=== Stored data ===

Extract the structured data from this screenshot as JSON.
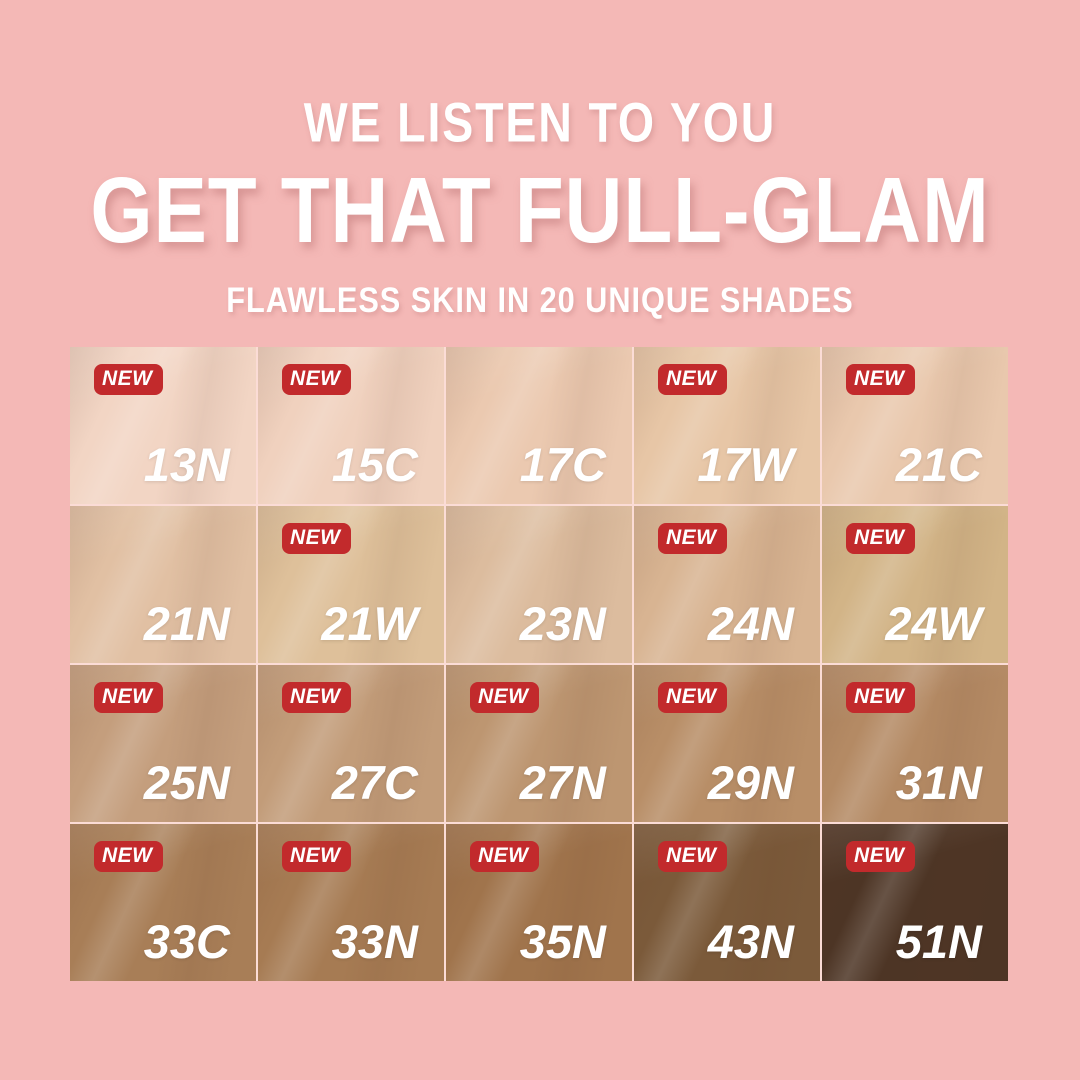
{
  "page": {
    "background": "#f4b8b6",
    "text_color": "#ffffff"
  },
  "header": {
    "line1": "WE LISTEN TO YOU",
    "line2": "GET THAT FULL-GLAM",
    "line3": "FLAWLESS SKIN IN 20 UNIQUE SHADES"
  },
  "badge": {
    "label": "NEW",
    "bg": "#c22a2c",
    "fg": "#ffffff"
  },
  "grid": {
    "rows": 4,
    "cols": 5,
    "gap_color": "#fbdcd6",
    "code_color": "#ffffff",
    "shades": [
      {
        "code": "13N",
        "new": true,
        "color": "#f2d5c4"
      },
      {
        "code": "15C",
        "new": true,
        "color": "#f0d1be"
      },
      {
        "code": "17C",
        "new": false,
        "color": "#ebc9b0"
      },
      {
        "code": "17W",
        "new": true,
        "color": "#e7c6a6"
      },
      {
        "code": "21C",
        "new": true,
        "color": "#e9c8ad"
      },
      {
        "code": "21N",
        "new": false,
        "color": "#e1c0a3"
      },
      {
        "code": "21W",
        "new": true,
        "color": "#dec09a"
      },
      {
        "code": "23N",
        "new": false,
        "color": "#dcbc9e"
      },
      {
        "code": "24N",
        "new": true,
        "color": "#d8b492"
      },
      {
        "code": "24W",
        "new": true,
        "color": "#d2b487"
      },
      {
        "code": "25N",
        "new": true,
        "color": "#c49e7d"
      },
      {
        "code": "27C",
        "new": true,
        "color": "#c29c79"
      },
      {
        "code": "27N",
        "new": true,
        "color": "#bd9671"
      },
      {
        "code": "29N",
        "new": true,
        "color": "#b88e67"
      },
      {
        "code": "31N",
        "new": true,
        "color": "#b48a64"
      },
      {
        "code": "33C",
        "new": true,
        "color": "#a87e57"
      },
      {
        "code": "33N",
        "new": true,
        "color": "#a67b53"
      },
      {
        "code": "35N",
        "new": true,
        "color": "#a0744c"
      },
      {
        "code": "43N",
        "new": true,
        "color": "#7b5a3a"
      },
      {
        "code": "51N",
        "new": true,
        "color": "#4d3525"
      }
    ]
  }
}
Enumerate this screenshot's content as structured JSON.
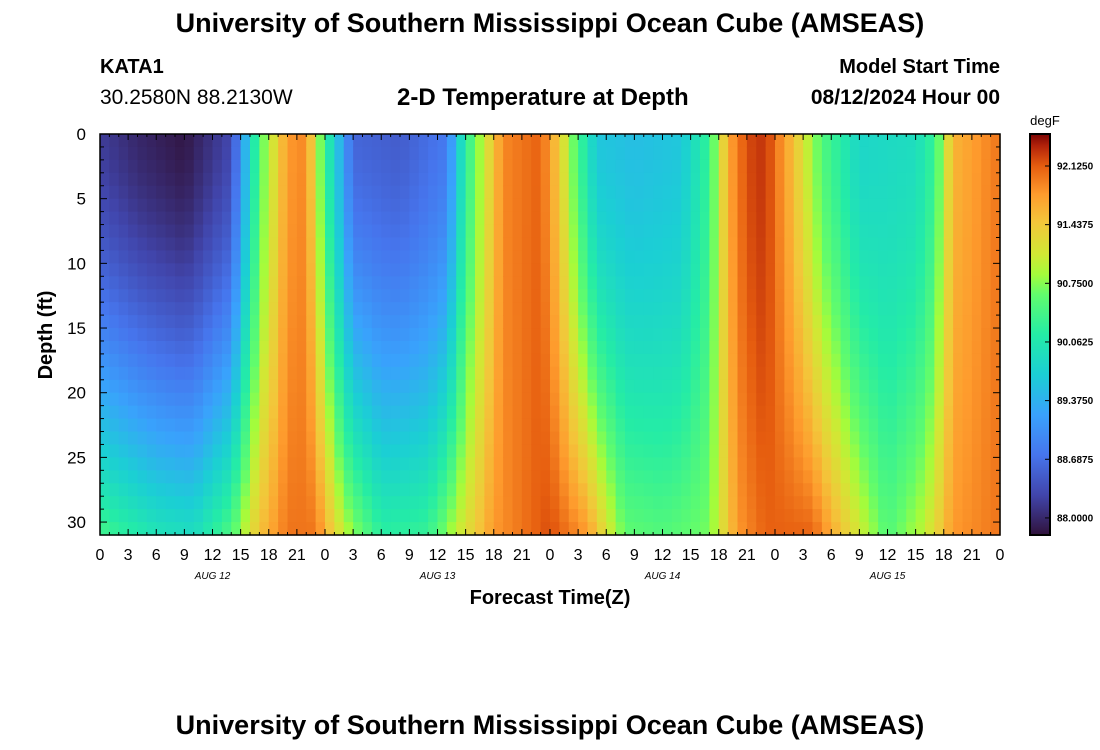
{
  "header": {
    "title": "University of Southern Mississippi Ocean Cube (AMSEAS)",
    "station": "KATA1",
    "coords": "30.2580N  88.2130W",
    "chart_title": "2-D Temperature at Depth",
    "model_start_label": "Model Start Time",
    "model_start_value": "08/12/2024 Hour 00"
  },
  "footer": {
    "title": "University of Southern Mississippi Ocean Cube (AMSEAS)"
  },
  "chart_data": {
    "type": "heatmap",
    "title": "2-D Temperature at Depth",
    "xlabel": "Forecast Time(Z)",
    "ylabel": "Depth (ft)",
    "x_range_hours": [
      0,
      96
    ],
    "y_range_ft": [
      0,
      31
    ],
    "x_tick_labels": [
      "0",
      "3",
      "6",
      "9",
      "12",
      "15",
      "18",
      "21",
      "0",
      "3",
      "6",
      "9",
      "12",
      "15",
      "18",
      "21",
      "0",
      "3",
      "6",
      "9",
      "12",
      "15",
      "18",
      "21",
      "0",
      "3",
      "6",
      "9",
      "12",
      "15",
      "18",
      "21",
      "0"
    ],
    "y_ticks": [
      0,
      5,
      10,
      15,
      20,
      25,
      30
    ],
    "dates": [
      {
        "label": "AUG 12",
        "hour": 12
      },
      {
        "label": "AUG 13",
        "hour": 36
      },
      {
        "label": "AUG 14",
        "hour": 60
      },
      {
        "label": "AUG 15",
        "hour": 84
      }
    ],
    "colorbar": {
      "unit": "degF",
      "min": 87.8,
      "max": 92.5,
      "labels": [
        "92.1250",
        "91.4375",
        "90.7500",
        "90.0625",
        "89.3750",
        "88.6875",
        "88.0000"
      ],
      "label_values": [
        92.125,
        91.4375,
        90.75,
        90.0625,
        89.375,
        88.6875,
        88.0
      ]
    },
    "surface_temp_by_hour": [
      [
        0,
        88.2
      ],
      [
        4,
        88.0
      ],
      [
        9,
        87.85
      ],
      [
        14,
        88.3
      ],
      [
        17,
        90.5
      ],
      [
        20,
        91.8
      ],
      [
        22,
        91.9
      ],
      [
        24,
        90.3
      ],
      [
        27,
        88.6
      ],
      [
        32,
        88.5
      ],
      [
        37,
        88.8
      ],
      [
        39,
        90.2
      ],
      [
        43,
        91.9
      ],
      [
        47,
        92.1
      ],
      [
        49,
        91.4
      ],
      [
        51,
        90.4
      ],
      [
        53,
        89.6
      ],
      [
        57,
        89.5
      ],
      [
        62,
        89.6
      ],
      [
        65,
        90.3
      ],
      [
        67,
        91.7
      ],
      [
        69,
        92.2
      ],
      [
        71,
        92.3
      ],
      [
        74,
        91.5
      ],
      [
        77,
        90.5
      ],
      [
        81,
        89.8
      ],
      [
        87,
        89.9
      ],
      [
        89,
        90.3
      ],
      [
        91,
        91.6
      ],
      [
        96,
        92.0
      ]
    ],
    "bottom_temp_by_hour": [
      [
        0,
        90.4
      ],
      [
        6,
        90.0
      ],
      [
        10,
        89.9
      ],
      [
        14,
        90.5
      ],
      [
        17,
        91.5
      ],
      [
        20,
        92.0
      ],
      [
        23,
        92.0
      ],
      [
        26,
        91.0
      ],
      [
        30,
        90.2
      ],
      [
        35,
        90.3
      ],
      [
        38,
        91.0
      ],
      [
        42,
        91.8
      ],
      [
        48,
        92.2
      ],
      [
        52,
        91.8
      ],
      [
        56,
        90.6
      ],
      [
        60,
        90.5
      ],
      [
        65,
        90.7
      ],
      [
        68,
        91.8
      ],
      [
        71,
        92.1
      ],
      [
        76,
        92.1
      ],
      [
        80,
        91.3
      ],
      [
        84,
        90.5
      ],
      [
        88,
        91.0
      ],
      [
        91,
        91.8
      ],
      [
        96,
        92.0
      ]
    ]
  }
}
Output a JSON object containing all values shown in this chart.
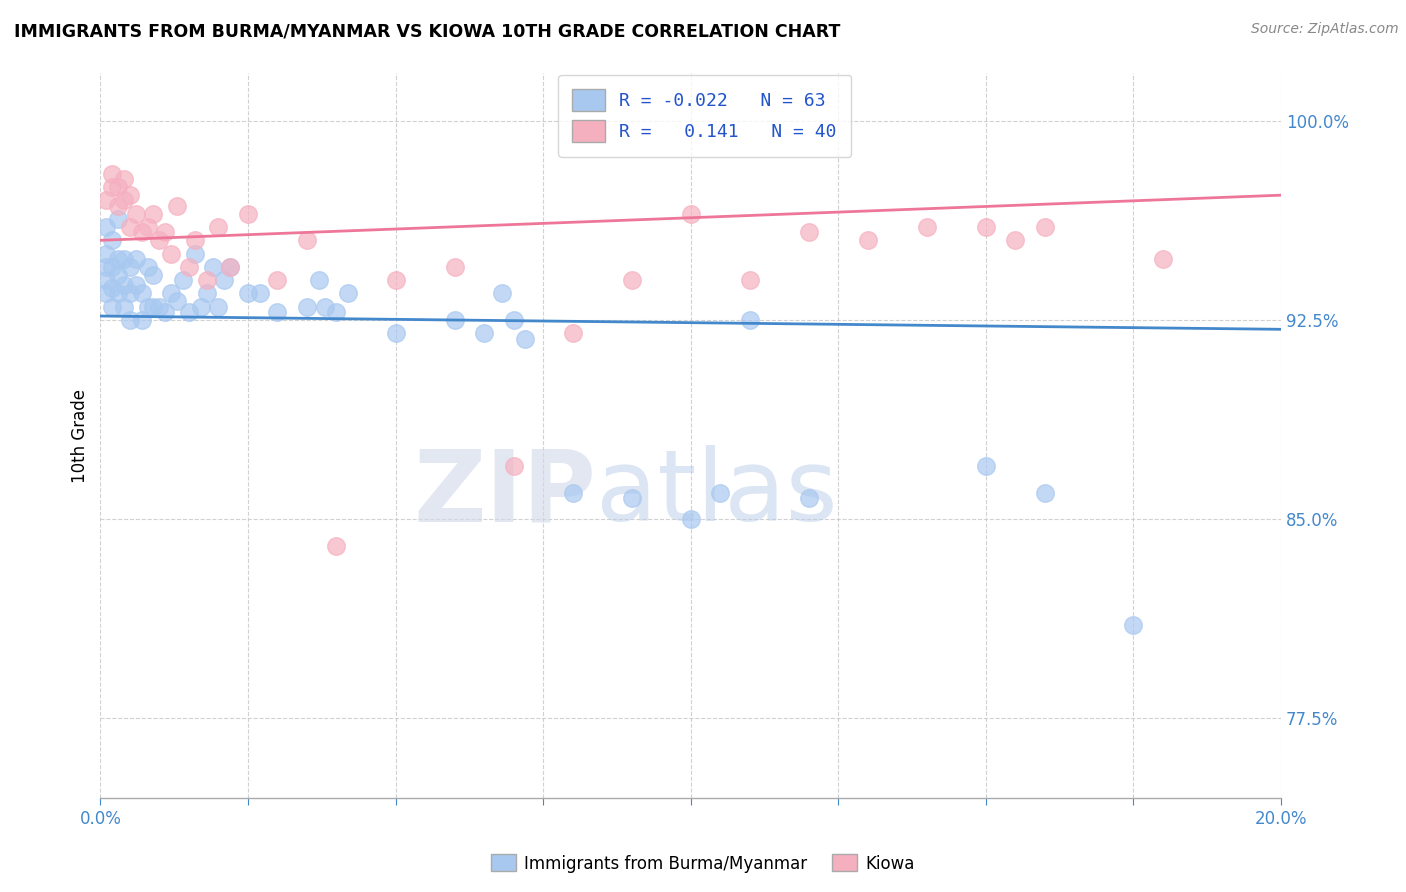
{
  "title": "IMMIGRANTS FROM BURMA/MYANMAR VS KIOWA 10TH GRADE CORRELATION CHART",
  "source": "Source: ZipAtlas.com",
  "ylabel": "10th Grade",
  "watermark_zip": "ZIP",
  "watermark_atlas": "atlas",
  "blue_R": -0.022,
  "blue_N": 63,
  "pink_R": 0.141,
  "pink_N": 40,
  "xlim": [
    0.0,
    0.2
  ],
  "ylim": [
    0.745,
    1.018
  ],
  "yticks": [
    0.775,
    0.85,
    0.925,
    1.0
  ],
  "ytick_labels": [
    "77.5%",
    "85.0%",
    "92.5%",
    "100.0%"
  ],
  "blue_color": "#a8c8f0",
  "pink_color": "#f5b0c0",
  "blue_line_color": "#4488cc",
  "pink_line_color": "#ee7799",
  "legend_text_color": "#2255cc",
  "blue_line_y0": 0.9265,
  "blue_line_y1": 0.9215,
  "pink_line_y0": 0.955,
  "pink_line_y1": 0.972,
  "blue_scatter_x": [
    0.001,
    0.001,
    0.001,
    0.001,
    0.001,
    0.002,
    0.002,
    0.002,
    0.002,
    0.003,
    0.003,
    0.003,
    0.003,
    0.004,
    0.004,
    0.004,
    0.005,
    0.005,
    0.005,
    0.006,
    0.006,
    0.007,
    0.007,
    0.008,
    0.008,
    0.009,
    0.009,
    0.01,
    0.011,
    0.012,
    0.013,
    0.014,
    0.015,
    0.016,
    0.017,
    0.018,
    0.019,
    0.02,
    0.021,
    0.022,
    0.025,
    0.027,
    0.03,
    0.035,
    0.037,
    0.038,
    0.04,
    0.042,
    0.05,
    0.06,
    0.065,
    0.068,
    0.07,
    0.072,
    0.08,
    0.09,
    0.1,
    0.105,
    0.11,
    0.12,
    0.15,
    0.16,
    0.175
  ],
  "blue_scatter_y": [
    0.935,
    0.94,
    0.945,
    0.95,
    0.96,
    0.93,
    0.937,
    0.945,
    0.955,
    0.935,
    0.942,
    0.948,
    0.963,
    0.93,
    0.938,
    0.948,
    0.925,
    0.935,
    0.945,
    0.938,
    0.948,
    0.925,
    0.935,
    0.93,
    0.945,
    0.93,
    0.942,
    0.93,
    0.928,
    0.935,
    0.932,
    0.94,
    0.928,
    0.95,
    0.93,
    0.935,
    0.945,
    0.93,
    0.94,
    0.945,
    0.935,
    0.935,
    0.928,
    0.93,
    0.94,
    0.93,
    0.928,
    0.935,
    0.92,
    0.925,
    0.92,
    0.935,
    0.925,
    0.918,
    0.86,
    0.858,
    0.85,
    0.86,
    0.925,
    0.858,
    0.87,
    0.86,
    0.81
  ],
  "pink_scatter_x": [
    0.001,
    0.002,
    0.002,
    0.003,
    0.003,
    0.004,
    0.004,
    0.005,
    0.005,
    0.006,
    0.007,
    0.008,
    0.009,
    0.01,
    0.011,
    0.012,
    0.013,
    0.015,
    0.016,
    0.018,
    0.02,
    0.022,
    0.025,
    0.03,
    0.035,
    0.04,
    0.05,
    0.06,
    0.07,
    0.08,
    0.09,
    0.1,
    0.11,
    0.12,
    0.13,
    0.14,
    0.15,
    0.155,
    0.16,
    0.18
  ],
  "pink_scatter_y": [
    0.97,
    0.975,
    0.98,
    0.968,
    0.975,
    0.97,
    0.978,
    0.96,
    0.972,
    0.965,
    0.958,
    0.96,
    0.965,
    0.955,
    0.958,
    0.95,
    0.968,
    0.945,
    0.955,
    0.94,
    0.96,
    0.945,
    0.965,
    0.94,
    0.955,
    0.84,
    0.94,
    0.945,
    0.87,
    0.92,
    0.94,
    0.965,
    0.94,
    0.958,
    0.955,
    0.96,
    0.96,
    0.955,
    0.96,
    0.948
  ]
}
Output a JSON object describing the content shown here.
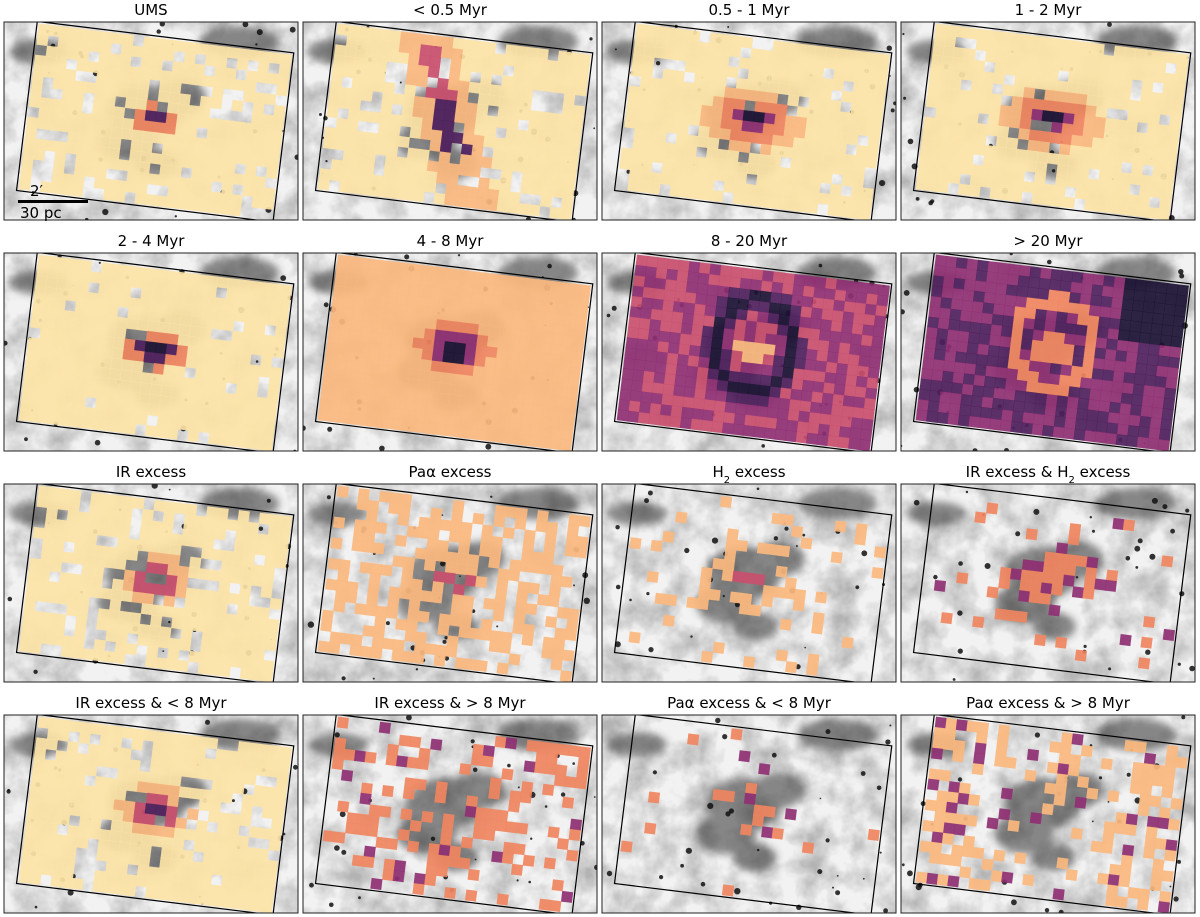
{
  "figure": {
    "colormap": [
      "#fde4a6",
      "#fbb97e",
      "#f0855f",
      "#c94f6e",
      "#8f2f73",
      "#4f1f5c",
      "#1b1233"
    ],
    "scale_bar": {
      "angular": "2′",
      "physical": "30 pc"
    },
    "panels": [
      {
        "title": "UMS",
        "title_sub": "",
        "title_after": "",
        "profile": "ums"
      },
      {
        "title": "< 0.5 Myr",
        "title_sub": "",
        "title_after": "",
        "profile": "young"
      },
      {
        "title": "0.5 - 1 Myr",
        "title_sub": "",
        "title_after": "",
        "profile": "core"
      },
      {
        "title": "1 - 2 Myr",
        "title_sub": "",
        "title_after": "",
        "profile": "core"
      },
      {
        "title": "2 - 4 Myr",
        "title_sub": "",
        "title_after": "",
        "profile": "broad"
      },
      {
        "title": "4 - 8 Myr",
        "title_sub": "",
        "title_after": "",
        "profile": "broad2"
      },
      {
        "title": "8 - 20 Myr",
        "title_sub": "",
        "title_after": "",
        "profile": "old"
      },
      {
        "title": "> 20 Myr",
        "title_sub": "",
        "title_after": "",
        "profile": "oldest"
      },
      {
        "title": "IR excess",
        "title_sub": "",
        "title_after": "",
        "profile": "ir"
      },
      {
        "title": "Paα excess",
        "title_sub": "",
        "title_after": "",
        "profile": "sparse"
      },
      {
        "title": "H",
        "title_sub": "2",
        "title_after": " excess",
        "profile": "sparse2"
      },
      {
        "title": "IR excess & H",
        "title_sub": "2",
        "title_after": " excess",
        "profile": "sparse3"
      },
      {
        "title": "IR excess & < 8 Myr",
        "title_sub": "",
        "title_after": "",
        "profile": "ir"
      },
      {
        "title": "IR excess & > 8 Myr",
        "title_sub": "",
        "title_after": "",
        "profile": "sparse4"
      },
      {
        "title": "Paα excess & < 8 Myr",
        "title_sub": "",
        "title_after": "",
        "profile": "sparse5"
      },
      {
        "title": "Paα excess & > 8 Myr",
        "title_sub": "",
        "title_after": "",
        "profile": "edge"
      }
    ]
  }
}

===

Your task:
Report how many lines include the word "Southern". Give nothing but the number.

Solution to this exercise:
2